§ **TASK DESCRIPTION**:
Pull out each line of the records holding the string "เมษายน".

§ **THE DATA**:
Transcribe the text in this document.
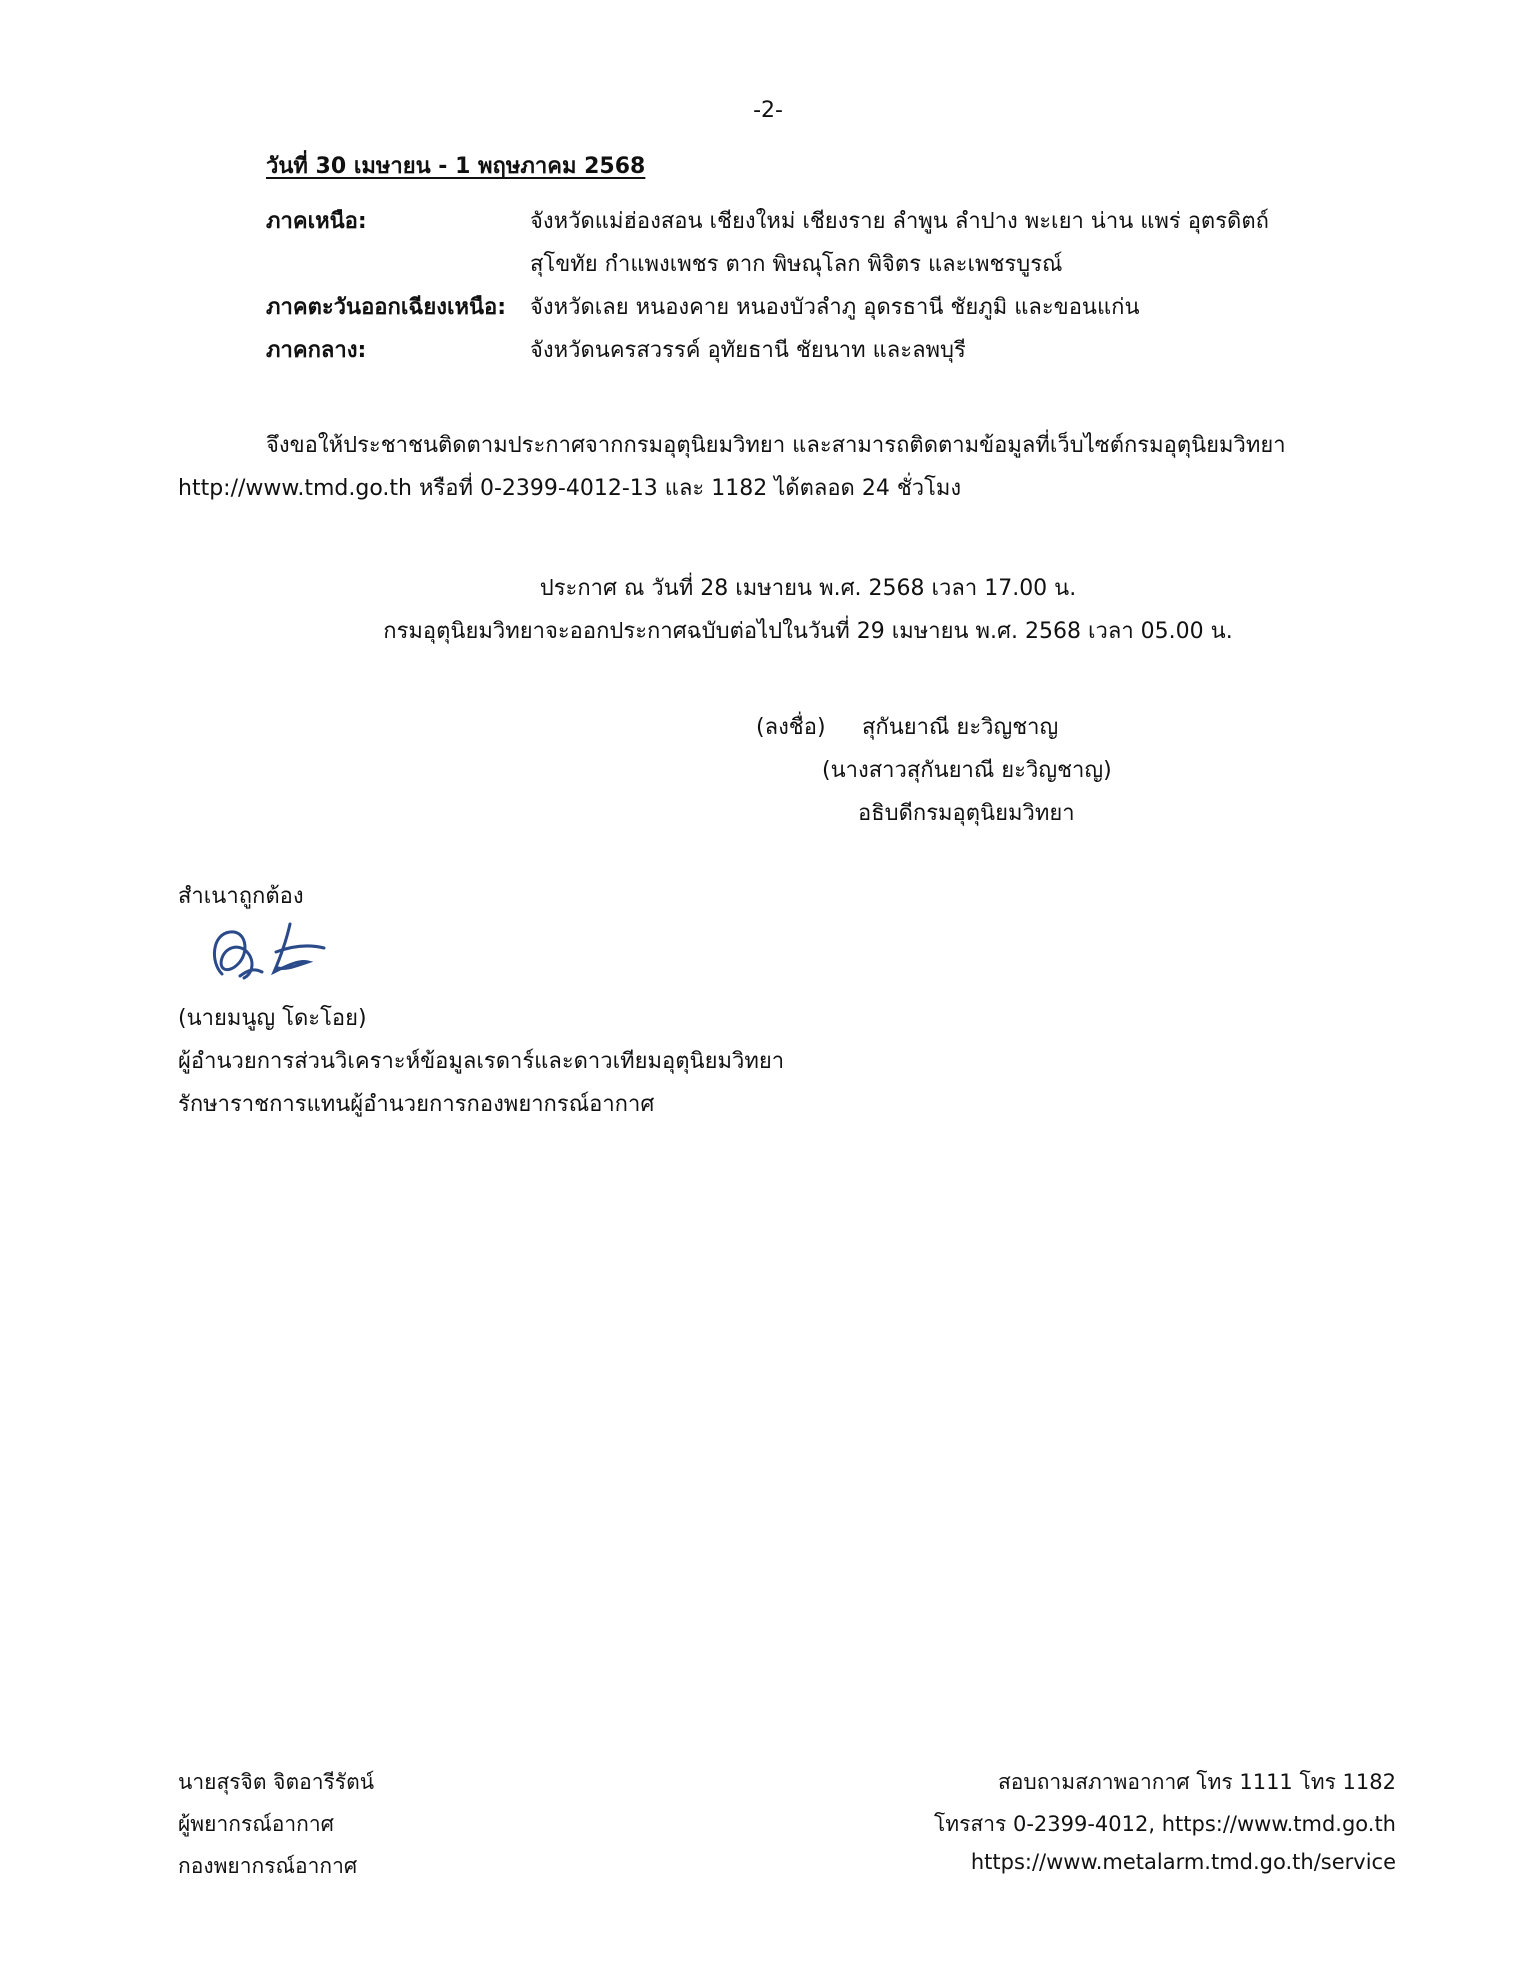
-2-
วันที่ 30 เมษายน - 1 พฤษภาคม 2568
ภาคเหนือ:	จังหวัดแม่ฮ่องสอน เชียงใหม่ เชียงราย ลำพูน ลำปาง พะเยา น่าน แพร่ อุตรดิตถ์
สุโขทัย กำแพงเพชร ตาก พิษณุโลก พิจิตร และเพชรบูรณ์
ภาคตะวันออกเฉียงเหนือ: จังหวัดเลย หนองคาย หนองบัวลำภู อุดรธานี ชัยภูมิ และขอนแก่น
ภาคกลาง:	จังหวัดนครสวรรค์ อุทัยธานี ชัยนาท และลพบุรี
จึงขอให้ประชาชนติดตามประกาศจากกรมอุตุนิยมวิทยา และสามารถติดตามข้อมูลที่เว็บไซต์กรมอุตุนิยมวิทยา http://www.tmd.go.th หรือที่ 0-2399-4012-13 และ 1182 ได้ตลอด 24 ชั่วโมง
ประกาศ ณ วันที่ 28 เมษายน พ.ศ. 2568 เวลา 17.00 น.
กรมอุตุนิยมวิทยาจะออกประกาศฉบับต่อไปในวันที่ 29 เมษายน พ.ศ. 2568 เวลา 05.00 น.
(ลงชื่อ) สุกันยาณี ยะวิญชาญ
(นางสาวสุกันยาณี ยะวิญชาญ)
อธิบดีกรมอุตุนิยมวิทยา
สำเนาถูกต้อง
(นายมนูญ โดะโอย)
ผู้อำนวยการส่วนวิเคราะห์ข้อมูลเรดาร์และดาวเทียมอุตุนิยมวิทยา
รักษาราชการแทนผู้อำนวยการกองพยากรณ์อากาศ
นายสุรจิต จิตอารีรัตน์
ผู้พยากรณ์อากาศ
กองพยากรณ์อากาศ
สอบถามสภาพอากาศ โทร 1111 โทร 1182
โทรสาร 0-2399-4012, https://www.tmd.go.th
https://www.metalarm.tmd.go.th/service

==

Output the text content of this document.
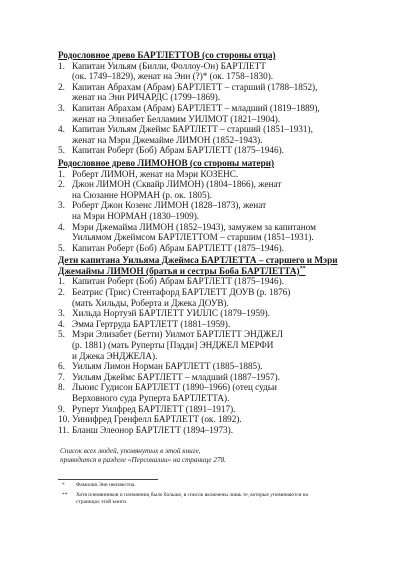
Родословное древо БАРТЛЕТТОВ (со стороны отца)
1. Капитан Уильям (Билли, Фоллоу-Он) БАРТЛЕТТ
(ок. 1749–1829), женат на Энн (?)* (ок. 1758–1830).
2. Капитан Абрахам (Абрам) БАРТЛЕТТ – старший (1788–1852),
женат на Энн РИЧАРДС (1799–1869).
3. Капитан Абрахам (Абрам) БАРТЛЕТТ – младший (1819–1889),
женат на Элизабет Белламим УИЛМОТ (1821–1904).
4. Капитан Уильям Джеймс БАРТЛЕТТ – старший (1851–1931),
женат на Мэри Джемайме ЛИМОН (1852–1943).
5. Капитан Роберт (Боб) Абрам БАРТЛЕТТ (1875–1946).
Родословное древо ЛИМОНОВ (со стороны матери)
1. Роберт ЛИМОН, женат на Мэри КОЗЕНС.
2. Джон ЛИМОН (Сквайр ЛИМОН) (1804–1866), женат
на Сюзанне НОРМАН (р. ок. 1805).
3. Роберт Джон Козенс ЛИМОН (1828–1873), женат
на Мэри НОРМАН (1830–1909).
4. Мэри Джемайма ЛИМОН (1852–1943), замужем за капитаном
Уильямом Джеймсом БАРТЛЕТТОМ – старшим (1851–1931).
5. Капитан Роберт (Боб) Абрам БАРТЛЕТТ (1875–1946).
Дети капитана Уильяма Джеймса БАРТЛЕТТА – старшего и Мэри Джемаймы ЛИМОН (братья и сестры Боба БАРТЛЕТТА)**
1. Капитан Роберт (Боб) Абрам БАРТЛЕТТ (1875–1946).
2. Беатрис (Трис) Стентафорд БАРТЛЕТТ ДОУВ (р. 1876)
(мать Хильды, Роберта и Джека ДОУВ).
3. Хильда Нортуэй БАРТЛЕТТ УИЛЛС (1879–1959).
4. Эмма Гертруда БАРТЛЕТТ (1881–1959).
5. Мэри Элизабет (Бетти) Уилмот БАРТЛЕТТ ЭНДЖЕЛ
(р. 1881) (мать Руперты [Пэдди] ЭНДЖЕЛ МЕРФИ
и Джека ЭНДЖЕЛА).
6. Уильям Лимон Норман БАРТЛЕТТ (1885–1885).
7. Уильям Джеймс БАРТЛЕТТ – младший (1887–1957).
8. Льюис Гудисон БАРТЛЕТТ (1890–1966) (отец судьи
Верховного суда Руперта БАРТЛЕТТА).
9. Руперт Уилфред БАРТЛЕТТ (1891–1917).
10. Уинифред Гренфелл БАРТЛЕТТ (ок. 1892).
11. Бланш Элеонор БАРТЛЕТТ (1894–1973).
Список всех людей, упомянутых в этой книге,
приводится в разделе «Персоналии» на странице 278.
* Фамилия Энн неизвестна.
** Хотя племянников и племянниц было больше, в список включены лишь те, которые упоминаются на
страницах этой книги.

§ **SOLUTION BELOW**:
วันที่ 30 เมษายน - 1 พฤษภาคม 2568
ประกาศ ณ วันที่ 28 เมษายน พ.ศ. 2568 เวลา 17.00 น.
กรมอุตุนิยมวิทยาจะออกประกาศฉบับต่อไปในวันที่ 29 เมษายน พ.ศ. 2568 เวลา 05.00 น.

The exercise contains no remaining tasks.